- **INSTRUCTIONS TO FOLLOW**
Go through the material and tally the lines containing the string "this". Give the total alone.
-- start --
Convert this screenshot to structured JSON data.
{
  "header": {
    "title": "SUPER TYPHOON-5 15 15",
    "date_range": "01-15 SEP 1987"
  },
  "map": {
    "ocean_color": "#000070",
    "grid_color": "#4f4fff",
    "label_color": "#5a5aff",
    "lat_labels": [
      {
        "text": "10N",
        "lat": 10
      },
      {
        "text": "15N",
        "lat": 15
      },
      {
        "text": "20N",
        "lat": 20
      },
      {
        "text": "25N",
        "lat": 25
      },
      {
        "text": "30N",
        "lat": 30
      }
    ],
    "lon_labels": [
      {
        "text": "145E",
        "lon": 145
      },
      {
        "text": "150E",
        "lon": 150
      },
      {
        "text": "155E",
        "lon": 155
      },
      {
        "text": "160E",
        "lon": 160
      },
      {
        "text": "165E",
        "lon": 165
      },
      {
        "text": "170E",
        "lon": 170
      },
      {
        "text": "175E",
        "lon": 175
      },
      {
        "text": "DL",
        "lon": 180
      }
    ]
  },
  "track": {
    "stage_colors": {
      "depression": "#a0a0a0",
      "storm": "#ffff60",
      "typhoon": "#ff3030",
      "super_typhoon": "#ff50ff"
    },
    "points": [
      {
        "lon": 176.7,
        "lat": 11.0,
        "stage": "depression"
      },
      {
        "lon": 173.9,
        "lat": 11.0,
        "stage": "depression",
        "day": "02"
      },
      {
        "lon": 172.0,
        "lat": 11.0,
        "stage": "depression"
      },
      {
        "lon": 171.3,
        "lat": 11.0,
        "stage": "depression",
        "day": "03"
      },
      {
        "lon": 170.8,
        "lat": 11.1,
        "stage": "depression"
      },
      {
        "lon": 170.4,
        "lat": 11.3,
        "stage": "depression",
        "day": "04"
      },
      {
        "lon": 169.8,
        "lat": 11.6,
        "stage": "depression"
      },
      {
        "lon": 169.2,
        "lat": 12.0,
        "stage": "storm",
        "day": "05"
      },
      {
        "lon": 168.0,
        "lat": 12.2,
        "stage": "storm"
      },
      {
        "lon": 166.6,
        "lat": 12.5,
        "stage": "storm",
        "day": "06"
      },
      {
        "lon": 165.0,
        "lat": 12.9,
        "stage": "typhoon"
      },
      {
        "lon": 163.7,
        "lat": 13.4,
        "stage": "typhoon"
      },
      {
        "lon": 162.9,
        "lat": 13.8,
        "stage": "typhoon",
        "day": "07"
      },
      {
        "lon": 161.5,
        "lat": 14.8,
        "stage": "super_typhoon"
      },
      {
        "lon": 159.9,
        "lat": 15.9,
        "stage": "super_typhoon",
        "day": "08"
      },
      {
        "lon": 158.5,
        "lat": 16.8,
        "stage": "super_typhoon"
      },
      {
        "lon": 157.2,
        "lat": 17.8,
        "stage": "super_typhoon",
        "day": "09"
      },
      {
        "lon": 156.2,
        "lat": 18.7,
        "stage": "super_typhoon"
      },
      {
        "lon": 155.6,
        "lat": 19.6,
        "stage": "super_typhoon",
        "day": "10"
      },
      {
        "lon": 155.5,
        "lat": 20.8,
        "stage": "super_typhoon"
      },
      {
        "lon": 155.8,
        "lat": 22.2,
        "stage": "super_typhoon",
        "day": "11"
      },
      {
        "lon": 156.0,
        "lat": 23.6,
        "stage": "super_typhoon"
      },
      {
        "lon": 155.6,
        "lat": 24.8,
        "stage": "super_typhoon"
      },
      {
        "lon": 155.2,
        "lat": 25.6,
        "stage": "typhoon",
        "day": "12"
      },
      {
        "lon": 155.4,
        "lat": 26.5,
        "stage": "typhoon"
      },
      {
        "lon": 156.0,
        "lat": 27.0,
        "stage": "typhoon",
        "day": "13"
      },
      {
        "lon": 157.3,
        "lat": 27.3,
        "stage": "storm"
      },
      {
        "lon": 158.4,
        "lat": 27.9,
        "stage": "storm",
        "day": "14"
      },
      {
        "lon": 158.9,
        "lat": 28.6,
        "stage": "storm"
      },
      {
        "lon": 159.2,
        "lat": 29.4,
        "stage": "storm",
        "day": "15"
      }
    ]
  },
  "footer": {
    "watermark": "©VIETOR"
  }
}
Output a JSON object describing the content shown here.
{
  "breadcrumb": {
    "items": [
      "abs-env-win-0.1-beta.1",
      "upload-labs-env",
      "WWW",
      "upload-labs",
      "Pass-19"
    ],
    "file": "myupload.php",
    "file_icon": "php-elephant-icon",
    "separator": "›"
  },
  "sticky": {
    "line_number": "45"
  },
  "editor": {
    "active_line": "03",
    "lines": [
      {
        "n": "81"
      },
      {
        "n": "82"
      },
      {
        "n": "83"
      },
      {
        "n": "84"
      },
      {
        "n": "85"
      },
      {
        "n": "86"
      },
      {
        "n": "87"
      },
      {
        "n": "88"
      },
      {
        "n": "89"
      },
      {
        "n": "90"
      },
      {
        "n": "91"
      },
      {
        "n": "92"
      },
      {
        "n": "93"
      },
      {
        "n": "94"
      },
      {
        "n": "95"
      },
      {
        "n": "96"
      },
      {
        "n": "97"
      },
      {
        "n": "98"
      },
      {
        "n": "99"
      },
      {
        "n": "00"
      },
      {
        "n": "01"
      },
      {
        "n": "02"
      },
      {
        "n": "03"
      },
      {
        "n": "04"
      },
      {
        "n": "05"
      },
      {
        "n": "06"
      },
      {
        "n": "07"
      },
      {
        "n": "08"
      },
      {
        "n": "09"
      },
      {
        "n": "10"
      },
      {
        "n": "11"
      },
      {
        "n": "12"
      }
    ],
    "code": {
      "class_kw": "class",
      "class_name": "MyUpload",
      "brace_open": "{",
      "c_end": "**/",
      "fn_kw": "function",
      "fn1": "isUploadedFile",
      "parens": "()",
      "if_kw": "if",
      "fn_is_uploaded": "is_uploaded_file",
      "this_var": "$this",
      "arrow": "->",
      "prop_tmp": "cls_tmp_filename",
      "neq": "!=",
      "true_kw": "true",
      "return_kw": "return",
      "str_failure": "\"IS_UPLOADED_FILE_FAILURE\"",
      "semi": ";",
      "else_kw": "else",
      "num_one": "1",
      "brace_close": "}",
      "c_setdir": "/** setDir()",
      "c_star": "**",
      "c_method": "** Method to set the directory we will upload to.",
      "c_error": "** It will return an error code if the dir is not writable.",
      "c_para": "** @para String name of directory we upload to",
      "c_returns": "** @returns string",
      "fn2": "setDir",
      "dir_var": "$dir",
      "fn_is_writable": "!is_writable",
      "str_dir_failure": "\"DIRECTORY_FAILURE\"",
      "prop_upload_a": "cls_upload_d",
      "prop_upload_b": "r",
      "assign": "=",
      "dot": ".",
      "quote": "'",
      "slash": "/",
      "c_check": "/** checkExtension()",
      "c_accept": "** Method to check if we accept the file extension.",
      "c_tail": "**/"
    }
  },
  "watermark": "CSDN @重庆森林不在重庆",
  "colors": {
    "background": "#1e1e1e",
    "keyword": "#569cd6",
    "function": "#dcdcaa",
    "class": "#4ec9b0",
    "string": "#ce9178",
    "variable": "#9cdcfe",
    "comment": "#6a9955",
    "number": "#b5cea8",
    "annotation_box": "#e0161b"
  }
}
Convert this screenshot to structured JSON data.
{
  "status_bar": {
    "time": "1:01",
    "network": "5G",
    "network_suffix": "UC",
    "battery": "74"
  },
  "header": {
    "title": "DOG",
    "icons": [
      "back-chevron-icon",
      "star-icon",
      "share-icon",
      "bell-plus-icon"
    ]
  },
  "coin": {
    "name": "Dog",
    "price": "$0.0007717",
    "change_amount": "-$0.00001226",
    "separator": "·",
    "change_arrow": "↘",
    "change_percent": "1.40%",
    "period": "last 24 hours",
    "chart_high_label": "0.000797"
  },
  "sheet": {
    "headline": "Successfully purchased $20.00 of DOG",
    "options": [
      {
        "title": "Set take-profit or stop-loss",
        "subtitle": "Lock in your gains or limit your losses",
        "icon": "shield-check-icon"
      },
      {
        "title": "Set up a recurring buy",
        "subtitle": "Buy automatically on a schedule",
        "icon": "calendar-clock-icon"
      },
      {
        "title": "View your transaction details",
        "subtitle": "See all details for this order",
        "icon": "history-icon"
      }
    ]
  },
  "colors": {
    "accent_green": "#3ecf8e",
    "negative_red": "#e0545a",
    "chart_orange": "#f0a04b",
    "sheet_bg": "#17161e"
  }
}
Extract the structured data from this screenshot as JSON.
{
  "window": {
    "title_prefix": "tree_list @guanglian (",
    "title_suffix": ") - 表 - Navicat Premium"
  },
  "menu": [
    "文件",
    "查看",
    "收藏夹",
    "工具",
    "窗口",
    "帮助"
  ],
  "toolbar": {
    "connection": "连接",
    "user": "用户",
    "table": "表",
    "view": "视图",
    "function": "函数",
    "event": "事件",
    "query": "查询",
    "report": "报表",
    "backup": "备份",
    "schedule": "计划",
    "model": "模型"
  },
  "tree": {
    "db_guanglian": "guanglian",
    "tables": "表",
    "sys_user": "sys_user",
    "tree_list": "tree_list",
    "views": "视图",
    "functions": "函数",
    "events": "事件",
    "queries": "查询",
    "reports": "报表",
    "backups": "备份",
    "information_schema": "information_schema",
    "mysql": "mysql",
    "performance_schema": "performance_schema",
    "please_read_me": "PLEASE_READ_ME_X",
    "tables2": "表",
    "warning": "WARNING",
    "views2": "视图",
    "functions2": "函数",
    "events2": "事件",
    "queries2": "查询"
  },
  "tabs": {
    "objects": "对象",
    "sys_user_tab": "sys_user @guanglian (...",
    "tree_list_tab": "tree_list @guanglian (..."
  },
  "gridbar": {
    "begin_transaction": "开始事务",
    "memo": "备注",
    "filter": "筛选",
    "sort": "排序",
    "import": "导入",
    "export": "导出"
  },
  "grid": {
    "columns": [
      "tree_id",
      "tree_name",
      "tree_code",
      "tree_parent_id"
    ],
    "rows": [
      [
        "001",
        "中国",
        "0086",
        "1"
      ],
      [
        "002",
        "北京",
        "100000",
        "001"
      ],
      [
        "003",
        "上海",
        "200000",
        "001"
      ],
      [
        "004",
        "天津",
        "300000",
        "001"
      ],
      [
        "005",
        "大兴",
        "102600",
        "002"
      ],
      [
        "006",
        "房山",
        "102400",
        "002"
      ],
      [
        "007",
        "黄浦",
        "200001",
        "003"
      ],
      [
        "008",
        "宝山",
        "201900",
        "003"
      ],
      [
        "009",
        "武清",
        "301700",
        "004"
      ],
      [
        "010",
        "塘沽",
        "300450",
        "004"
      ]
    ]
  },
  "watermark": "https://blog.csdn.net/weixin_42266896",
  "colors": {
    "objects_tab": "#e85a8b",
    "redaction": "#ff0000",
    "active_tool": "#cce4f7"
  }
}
-- end --
- **RESPONSE BELOW**
5